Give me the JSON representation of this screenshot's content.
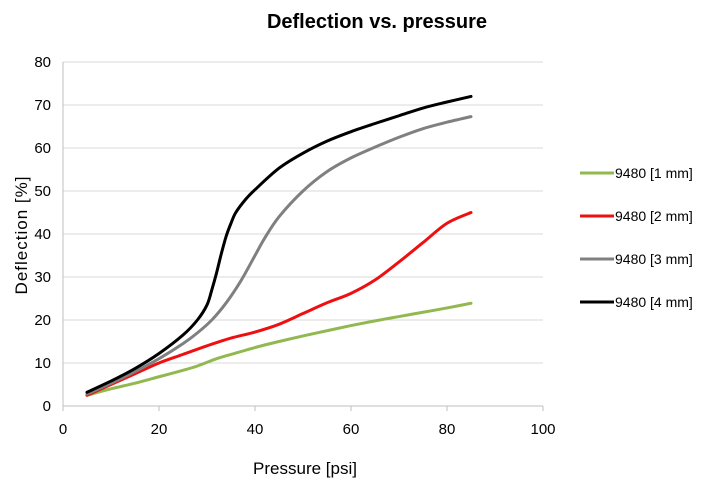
{
  "chart_data": {
    "type": "line",
    "title": "Deflection vs. pressure",
    "xlabel": "Pressure [psi]",
    "ylabel": "Deflection [%]",
    "xlim": [
      0,
      100
    ],
    "ylim": [
      0,
      80
    ],
    "x_ticks": [
      "0",
      "20",
      "40",
      "60",
      "80",
      "100"
    ],
    "y_ticks": [
      "0",
      "10",
      "20",
      "30",
      "40",
      "50",
      "60",
      "70",
      "80"
    ],
    "grid": "horizontal",
    "legend_position": "right",
    "series": [
      {
        "name": "9480 [1 mm]",
        "color": "#92b850",
        "x": [
          5,
          10,
          15,
          20,
          25,
          28,
          32,
          35,
          40,
          45,
          50,
          55,
          60,
          65,
          70,
          75,
          80,
          85
        ],
        "y": [
          2.5,
          4,
          5.3,
          6.8,
          8.3,
          9.3,
          11,
          12,
          13.6,
          15,
          16.3,
          17.5,
          18.7,
          19.8,
          20.8,
          21.8,
          22.8,
          23.9
        ]
      },
      {
        "name": "9480 [2 mm]",
        "color": "#ee1010",
        "x": [
          5,
          10,
          15,
          20,
          25,
          30,
          35,
          40,
          45,
          50,
          55,
          60,
          65,
          70,
          75,
          80,
          85
        ],
        "y": [
          2.5,
          5,
          7.5,
          10,
          12,
          14,
          15.8,
          17.2,
          19,
          21.5,
          24,
          26.2,
          29.3,
          33.5,
          38,
          42.5,
          45
        ]
      },
      {
        "name": "9480 [3 mm]",
        "color": "#808080",
        "x": [
          5,
          10,
          15,
          20,
          25,
          28,
          31,
          34,
          37,
          40,
          42,
          45,
          50,
          55,
          60,
          65,
          70,
          75,
          80,
          85
        ],
        "y": [
          2.8,
          5.3,
          8,
          11,
          14.5,
          17,
          20,
          24,
          29,
          35,
          39,
          44,
          50,
          54.5,
          57.7,
          60.2,
          62.5,
          64.5,
          66,
          67.3
        ]
      },
      {
        "name": "9480 [4 mm]",
        "color": "#000000",
        "x": [
          5,
          10,
          15,
          20,
          25,
          28,
          30,
          31,
          32,
          33,
          34,
          35,
          36,
          38,
          40,
          45,
          50,
          55,
          60,
          65,
          70,
          75,
          80,
          85
        ],
        "y": [
          3.2,
          5.8,
          8.7,
          12.2,
          16.5,
          20,
          23.5,
          27,
          31,
          35.5,
          39.5,
          42.5,
          45,
          48,
          50.3,
          55.3,
          58.8,
          61.6,
          63.8,
          65.7,
          67.5,
          69.3,
          70.7,
          72
        ]
      }
    ]
  }
}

*-*-*

Every record above should be transcribed exactly; the pictures stay out of the copy.

* _Result of the exercise_
Give me the JSON representation of this screenshot's content.
{
  "chart_data": {
    "type": "line",
    "title": "Deflection vs. pressure",
    "xlabel": "Pressure [psi]",
    "ylabel": "Deflection [%]",
    "xlim": [
      0,
      100
    ],
    "ylim": [
      0,
      80
    ],
    "x_ticks": [
      "0",
      "20",
      "40",
      "60",
      "80",
      "100"
    ],
    "y_ticks": [
      "0",
      "10",
      "20",
      "30",
      "40",
      "50",
      "60",
      "70",
      "80"
    ],
    "grid": "horizontal",
    "legend_position": "right",
    "series": [
      {
        "name": "9480 [1 mm]",
        "color": "#92b850",
        "x": [
          5,
          10,
          15,
          20,
          25,
          28,
          32,
          35,
          40,
          45,
          50,
          55,
          60,
          65,
          70,
          75,
          80,
          85
        ],
        "y": [
          2.5,
          4,
          5.3,
          6.8,
          8.3,
          9.3,
          11,
          12,
          13.6,
          15,
          16.3,
          17.5,
          18.7,
          19.8,
          20.8,
          21.8,
          22.8,
          23.9
        ]
      },
      {
        "name": "9480 [2 mm]",
        "color": "#ee1010",
        "x": [
          5,
          10,
          15,
          20,
          25,
          30,
          35,
          40,
          45,
          50,
          55,
          60,
          65,
          70,
          75,
          80,
          85
        ],
        "y": [
          2.5,
          5,
          7.5,
          10,
          12,
          14,
          15.8,
          17.2,
          19,
          21.5,
          24,
          26.2,
          29.3,
          33.5,
          38,
          42.5,
          45
        ]
      },
      {
        "name": "9480 [3 mm]",
        "color": "#808080",
        "x": [
          5,
          10,
          15,
          20,
          25,
          28,
          31,
          34,
          37,
          40,
          42,
          45,
          50,
          55,
          60,
          65,
          70,
          75,
          80,
          85
        ],
        "y": [
          2.8,
          5.3,
          8,
          11,
          14.5,
          17,
          20,
          24,
          29,
          35,
          39,
          44,
          50,
          54.5,
          57.7,
          60.2,
          62.5,
          64.5,
          66,
          67.3
        ]
      },
      {
        "name": "9480 [4 mm]",
        "color": "#000000",
        "x": [
          5,
          10,
          15,
          20,
          25,
          28,
          30,
          31,
          32,
          33,
          34,
          35,
          36,
          38,
          40,
          45,
          50,
          55,
          60,
          65,
          70,
          75,
          80,
          85
        ],
        "y": [
          3.2,
          5.8,
          8.7,
          12.2,
          16.5,
          20,
          23.5,
          27,
          31,
          35.5,
          39.5,
          42.5,
          45,
          48,
          50.3,
          55.3,
          58.8,
          61.6,
          63.8,
          65.7,
          67.5,
          69.3,
          70.7,
          72
        ]
      }
    ]
  }
}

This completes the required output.